EXERCISE GOAL: Find every line in the records that holds the string "title". Copy each one.

== INFORMATION SHOWN

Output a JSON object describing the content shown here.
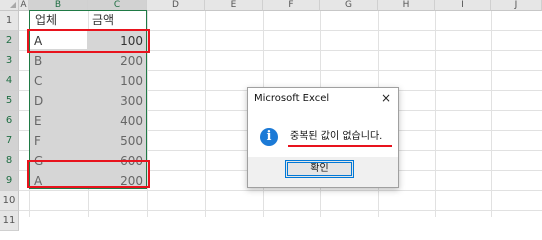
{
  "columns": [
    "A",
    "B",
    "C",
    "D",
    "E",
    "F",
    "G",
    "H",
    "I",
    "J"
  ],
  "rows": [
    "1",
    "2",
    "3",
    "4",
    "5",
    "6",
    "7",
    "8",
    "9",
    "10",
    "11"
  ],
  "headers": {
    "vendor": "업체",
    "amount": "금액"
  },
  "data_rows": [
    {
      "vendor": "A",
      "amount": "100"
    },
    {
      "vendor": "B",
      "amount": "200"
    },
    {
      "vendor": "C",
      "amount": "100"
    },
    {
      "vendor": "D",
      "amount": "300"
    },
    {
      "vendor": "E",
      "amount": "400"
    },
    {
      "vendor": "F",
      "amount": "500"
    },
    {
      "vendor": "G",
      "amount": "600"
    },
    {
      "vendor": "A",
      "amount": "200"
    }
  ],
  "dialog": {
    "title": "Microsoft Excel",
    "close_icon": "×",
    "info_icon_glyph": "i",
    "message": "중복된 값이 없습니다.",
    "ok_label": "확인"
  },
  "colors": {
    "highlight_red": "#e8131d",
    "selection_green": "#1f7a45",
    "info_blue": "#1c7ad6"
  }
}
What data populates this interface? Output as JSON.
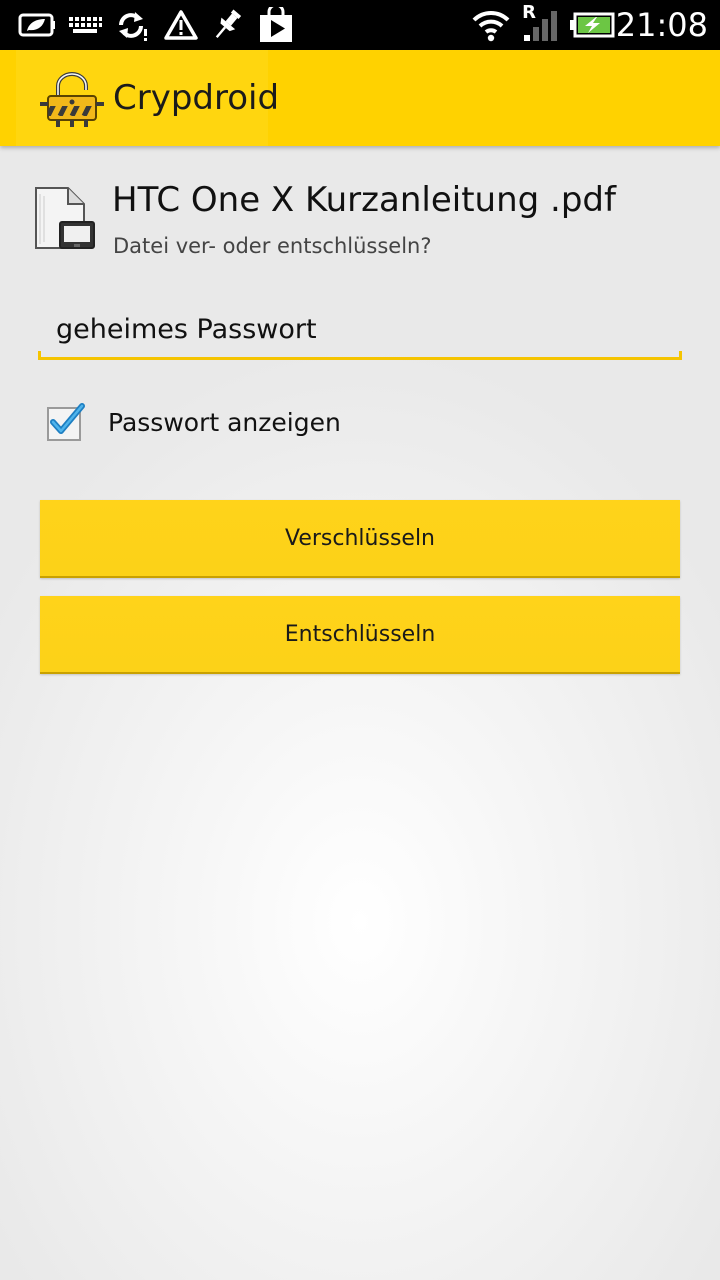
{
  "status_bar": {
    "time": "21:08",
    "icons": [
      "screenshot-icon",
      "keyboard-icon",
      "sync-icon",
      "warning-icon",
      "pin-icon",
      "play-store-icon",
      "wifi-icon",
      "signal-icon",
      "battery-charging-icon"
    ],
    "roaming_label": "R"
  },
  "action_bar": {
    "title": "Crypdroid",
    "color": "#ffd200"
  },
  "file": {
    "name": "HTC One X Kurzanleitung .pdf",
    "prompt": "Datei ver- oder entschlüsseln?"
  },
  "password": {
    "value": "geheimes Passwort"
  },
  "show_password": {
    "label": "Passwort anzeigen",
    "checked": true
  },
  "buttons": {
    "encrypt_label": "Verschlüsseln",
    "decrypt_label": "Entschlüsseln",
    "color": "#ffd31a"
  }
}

====

RESULT FOR THIS TASK:
    "title": "Microsoft Excel",
    "title": "Crypdroid",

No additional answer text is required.